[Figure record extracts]
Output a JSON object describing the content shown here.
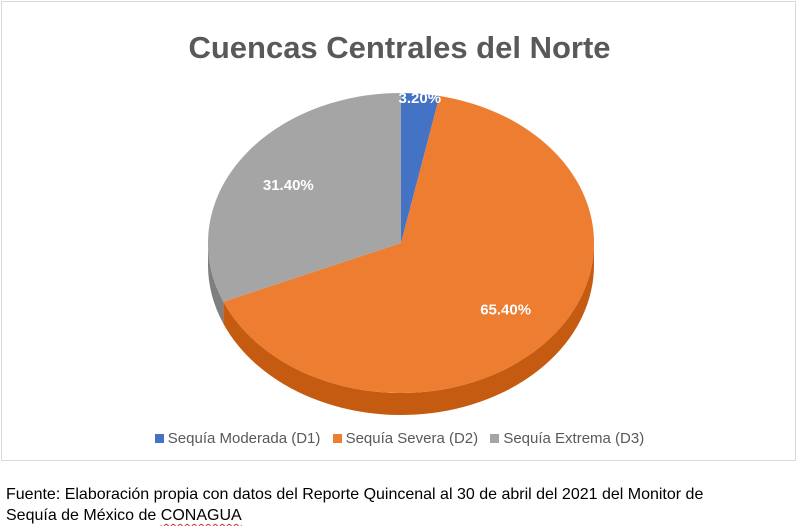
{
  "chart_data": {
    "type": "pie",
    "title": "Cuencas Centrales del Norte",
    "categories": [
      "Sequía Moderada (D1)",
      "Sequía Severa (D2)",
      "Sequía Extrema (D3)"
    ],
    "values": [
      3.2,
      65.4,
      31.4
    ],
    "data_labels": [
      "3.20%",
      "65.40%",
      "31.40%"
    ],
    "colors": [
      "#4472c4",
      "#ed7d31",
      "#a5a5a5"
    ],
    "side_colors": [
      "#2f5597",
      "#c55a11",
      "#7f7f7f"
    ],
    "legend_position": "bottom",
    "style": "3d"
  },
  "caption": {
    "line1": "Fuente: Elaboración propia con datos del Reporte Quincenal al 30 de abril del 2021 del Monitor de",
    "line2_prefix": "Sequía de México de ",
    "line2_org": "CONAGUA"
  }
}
==
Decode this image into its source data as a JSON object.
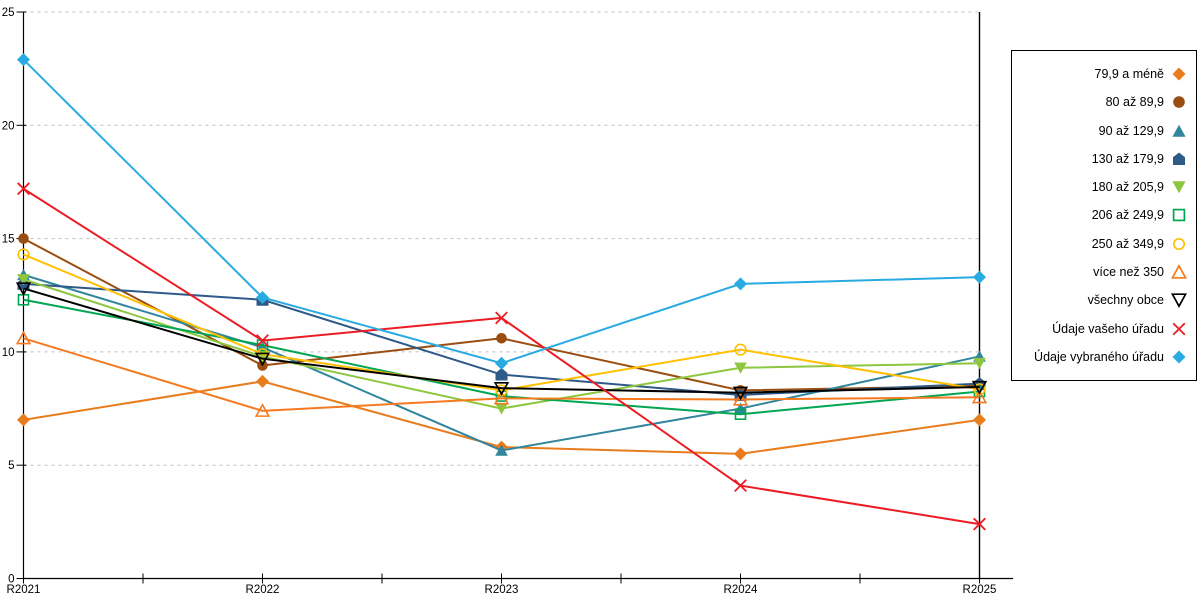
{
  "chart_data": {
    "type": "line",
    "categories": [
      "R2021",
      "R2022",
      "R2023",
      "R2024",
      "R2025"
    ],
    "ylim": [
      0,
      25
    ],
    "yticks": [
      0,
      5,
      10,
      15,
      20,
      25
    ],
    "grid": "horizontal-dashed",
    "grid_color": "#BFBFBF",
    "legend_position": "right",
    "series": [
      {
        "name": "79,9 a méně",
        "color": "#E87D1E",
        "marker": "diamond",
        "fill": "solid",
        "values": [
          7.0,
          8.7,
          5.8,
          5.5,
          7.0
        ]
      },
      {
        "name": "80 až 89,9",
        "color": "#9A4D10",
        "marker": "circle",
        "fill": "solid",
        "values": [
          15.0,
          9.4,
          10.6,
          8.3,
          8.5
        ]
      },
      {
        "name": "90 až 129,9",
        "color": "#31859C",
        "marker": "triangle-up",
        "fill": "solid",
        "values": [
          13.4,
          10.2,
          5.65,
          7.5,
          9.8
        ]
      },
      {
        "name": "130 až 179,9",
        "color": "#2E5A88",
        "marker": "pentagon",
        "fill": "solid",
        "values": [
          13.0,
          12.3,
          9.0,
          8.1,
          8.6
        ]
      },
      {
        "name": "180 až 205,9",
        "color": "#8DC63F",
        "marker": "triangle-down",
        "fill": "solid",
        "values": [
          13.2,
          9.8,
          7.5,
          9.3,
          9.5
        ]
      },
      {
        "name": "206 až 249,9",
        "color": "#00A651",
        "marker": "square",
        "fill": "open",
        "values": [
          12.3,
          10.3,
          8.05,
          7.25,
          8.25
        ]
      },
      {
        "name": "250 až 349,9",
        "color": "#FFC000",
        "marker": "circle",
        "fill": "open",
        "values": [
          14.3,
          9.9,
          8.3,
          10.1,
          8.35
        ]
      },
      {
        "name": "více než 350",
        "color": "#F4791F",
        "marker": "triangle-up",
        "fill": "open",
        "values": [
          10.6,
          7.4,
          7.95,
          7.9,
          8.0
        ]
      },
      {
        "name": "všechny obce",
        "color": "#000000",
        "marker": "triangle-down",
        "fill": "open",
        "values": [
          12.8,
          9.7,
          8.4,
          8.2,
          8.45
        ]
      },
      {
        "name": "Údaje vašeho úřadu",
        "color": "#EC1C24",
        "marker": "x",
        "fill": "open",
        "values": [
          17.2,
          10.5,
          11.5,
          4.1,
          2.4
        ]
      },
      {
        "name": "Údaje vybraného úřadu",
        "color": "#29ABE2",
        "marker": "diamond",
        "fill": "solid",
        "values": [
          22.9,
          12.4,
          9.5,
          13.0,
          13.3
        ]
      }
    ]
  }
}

Set exercise
Give only the number of lines in the entries that contain "object".

Final answer
2